Aim of the exercise: Gather all lines from the material that contain the word "智启新程".

Input rows:
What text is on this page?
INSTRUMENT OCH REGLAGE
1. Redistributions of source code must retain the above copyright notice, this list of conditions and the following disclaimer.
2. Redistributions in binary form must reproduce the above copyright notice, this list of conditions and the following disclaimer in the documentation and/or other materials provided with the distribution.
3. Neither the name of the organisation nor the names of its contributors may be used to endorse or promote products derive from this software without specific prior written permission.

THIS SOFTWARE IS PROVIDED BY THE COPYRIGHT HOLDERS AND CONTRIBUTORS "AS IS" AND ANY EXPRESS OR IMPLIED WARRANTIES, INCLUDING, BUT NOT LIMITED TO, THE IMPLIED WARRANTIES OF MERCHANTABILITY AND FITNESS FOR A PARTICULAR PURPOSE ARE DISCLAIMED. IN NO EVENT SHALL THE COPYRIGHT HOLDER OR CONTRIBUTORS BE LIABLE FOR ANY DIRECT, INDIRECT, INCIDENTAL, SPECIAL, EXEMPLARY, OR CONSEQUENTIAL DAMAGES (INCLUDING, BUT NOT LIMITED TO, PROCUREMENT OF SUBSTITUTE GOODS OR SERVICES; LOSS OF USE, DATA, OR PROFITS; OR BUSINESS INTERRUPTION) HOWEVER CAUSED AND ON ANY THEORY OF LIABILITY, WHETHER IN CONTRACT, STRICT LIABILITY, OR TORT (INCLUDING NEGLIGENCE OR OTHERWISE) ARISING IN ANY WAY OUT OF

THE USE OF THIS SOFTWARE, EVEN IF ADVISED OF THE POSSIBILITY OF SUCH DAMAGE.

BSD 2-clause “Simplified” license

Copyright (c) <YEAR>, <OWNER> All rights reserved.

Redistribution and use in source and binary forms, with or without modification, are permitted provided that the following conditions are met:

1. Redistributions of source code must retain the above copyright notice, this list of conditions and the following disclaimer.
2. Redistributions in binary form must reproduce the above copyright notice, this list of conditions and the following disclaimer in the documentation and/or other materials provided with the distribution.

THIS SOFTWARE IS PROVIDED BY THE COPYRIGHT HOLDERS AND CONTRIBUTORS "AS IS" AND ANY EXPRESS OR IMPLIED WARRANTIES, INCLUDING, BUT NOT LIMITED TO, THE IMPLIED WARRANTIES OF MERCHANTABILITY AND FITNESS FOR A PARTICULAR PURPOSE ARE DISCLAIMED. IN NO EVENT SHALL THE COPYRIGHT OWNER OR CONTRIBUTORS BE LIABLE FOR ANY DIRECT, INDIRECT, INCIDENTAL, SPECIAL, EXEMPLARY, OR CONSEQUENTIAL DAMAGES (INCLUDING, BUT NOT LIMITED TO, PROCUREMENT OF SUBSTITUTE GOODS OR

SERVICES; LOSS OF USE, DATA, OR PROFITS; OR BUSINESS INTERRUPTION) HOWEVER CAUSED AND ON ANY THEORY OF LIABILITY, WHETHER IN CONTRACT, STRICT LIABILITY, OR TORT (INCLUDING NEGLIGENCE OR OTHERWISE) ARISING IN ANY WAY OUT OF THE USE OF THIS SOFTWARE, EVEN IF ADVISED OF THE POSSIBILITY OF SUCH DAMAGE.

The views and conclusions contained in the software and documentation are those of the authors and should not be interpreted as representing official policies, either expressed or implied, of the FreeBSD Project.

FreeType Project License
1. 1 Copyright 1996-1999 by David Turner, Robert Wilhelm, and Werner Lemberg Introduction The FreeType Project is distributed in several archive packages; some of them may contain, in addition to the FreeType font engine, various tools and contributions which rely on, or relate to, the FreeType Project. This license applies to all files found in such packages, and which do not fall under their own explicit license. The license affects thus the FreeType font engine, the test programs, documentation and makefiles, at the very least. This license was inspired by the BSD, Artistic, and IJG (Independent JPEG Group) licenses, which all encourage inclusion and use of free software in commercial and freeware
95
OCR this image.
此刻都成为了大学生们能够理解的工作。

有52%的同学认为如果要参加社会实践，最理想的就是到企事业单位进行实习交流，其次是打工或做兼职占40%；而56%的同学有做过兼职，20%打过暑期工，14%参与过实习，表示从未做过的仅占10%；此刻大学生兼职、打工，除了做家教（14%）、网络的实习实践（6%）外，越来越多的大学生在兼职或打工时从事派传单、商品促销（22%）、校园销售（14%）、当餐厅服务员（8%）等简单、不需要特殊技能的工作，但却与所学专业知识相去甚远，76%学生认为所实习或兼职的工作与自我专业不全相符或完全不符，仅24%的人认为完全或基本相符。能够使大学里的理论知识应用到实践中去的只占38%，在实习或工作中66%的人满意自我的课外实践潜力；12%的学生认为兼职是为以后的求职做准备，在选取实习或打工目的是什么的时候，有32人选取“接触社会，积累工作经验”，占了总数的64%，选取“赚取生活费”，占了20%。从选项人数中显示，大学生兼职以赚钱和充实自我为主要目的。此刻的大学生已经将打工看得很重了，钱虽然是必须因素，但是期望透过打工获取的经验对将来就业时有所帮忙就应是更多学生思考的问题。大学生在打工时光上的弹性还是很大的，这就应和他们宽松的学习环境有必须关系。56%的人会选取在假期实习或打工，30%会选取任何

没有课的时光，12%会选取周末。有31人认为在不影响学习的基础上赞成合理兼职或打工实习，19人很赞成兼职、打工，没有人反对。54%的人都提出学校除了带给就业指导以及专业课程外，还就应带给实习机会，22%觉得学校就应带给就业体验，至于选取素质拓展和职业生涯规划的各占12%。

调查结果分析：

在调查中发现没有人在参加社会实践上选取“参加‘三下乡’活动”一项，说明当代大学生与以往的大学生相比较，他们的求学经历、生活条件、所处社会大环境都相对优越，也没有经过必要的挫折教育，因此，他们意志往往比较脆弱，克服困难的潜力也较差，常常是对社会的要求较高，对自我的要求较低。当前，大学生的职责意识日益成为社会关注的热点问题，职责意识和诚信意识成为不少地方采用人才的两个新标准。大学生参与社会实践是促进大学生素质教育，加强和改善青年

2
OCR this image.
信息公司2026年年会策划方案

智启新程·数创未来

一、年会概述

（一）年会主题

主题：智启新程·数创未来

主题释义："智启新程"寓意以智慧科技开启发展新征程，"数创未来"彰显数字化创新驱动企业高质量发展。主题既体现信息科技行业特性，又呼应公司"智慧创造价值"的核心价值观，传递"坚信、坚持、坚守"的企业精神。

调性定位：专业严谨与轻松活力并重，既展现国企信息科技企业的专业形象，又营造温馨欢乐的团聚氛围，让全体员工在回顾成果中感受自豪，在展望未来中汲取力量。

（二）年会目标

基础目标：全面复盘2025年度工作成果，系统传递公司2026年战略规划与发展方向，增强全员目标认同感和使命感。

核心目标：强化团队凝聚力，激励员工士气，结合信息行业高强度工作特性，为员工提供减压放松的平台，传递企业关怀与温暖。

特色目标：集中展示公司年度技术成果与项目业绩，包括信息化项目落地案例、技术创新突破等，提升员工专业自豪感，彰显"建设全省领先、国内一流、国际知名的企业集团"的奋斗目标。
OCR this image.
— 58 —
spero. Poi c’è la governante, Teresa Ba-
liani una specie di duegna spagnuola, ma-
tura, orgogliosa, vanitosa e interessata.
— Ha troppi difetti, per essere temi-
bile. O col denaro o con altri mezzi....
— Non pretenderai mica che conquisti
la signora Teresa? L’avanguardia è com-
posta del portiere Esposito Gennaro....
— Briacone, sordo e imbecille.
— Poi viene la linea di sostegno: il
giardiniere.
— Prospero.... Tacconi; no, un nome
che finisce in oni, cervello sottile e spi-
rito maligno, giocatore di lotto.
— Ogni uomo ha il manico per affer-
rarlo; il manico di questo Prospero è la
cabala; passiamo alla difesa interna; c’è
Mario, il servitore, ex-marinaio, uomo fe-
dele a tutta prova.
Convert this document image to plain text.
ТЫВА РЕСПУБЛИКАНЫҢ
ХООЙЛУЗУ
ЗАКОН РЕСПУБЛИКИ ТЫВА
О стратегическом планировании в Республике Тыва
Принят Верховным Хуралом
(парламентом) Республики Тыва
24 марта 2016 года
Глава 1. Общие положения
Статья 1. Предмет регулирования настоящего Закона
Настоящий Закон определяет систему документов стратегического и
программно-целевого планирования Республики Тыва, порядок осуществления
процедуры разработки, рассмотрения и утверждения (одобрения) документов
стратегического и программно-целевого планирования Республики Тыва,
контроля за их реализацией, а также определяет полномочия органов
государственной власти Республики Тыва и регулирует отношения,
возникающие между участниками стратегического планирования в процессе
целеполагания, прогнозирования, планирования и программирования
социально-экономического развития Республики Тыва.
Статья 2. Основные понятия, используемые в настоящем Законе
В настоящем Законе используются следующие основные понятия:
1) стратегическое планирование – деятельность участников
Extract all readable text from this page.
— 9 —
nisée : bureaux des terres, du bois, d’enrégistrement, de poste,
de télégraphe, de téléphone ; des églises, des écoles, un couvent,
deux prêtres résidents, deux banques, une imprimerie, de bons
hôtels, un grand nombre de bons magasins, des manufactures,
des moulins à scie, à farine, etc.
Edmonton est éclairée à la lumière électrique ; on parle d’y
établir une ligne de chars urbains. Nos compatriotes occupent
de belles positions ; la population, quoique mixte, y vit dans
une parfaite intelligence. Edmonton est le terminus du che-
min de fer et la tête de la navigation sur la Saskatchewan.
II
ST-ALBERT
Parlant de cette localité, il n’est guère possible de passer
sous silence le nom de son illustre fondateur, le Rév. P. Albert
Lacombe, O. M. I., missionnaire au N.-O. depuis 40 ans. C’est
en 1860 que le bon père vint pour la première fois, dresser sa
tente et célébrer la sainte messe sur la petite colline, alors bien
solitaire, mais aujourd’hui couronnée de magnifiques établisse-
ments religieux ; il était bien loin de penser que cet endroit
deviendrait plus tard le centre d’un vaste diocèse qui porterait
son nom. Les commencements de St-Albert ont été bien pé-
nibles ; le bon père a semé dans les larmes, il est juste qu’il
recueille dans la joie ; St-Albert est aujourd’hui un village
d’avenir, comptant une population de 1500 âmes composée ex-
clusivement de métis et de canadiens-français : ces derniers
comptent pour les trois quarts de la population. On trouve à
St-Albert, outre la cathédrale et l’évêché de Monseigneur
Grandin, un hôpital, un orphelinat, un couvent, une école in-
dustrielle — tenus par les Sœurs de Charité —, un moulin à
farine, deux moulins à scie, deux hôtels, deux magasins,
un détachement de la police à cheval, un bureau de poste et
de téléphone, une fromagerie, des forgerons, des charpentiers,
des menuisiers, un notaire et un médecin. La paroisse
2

Exercise response:
智启新程·数创未来
主题：智启新程·数创未来
主题释义："智启新程"寓意以智慧科技开启发展新征程，"数创未来"彰显数字化创新驱动企业高质量发展。主题既体现信息科技行业特性，又呼应公司"智慧创造价值"的核心价值观，传递"坚信、坚持、坚守"的企业精神。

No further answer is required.